Items from a figure collection:
++++++++++++++++++++

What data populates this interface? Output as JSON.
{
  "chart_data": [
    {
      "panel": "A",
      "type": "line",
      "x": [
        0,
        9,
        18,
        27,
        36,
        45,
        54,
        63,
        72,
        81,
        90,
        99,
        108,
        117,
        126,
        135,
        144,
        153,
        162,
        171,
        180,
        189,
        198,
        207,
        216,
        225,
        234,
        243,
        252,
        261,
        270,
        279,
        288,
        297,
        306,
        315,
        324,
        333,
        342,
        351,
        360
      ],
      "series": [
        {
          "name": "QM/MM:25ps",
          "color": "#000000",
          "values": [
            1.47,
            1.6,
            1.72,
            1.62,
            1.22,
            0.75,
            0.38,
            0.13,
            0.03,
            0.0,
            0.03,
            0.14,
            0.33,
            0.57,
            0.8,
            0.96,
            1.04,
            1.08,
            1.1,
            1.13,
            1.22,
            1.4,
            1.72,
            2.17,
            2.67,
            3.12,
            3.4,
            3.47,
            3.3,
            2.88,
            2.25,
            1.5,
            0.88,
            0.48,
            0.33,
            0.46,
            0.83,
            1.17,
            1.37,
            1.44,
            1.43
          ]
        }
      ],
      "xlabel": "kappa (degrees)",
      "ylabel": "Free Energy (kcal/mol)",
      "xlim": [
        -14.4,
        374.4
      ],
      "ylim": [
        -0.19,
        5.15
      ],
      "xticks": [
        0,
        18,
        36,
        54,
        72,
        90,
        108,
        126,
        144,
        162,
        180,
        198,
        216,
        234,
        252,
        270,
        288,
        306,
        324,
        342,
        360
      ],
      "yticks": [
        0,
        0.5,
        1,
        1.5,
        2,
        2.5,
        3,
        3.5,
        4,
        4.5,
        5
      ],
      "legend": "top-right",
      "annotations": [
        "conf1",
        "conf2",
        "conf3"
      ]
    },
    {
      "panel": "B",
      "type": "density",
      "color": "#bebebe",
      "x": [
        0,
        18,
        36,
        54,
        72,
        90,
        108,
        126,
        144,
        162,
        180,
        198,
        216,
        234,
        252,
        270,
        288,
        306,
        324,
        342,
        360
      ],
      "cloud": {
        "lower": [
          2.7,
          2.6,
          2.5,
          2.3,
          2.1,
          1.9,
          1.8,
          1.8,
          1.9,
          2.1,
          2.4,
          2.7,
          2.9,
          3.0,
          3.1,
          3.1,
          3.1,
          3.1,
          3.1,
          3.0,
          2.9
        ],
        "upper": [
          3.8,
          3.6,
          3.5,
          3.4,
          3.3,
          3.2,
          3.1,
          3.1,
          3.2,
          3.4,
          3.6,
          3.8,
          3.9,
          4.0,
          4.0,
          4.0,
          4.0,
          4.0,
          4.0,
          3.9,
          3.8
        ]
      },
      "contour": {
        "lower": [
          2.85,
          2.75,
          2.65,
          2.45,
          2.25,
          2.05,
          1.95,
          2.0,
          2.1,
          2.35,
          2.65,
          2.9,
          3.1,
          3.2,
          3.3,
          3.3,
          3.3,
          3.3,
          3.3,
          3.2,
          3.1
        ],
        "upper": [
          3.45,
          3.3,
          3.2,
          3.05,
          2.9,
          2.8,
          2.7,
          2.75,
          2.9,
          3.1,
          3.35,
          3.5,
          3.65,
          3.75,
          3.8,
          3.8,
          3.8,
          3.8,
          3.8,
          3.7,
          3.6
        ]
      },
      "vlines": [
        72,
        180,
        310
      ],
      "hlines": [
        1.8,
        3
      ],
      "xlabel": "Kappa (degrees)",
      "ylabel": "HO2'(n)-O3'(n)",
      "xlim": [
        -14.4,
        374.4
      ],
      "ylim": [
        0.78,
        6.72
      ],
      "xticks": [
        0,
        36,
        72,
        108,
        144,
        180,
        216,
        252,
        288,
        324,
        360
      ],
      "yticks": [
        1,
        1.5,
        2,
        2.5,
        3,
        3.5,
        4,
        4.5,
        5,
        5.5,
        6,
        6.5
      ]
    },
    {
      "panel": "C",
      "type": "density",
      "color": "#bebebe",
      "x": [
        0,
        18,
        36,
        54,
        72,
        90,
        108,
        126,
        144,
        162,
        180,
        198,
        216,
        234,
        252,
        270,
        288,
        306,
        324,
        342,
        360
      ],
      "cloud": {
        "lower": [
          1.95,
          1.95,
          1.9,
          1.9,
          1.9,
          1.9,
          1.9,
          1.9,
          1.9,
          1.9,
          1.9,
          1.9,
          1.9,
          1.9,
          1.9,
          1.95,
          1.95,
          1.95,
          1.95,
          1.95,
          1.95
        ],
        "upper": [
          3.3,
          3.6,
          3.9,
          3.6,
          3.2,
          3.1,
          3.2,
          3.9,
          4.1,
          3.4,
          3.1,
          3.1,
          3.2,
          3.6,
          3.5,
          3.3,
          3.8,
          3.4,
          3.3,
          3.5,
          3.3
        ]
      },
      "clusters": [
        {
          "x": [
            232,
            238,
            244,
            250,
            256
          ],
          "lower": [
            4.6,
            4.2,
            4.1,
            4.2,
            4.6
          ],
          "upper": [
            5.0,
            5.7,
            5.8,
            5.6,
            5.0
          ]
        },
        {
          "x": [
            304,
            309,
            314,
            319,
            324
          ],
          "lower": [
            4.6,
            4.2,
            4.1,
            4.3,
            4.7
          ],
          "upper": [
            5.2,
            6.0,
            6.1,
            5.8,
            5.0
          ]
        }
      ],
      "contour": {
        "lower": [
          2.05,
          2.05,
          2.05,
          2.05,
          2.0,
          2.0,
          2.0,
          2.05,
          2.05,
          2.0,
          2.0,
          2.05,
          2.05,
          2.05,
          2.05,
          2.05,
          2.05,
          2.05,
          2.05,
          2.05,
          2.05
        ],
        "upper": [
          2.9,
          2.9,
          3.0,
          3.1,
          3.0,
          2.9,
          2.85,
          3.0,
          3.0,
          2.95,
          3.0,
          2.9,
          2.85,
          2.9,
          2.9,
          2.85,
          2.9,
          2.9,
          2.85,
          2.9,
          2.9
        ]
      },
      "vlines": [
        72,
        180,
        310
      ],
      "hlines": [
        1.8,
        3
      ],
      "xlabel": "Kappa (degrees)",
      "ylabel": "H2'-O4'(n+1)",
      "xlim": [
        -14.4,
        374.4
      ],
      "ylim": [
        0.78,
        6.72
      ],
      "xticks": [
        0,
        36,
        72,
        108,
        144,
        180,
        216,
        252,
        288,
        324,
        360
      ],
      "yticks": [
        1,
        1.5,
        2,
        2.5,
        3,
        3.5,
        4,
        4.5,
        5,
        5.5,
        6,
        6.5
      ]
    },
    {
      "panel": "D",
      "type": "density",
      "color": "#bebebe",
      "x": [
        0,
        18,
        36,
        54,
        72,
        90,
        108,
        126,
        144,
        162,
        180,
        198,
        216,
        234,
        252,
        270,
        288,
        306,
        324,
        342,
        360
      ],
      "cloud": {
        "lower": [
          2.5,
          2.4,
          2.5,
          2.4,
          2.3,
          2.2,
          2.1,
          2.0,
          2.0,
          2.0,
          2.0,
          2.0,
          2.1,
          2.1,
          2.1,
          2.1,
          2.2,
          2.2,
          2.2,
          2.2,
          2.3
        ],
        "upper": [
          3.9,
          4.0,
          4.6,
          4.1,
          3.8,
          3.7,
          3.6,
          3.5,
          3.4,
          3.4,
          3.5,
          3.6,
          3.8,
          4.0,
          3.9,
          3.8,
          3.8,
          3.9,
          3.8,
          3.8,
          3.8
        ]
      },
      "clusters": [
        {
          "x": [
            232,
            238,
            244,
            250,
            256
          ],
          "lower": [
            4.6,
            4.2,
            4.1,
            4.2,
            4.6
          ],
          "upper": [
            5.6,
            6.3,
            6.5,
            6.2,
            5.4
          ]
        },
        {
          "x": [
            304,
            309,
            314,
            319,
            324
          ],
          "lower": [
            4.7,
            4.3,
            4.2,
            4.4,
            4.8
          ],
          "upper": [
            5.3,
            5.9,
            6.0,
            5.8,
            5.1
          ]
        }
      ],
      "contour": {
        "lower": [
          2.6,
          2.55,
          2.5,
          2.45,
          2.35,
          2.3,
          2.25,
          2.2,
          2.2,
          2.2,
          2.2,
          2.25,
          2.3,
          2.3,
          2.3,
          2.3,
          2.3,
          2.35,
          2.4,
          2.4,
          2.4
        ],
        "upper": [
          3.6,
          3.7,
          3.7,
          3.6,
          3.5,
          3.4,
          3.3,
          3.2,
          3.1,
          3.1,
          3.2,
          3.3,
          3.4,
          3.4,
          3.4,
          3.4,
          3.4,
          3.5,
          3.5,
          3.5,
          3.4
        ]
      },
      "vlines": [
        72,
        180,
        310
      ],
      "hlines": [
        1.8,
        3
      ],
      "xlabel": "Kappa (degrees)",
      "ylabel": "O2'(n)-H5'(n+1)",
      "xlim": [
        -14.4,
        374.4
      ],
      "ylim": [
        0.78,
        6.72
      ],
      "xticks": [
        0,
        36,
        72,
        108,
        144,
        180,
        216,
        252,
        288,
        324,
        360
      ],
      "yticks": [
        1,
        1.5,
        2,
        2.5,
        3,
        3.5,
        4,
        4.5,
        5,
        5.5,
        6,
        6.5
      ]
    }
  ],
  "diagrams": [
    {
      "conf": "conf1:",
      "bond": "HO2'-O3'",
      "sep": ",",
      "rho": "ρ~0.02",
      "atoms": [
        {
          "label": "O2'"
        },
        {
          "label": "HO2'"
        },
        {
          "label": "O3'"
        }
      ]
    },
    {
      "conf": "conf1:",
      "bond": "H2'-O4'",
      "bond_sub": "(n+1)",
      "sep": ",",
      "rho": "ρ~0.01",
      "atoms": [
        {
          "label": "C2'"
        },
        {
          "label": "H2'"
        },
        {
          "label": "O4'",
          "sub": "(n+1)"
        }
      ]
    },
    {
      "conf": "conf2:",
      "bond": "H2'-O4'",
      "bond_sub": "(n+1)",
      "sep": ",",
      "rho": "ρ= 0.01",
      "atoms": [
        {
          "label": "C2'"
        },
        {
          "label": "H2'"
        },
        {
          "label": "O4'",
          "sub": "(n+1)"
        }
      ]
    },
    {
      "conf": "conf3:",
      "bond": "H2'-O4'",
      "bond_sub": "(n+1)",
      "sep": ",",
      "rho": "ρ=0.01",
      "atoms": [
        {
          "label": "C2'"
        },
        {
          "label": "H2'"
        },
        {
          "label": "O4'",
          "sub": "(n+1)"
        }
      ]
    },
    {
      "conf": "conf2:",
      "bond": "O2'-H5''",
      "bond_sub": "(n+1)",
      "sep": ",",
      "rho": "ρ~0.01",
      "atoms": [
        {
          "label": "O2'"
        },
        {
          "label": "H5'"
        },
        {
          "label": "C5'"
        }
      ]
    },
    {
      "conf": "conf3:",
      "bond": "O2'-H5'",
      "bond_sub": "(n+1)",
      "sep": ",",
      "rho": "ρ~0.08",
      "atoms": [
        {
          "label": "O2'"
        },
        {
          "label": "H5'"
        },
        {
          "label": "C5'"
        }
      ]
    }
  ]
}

++++++++++++++++++++

PROBLEM DESCRIPTION:
Go through the records and show every line with the string "ylabel" in it.

EXERCISE SOLUTION:
      "ylabel": "Free Energy (kcal/mol)",
      "ylabel": "HO2'(n)-O3'(n)",
      "ylabel": "H2'-O4'(n+1)",
      "ylabel": "O2'(n)-H5'(n+1)",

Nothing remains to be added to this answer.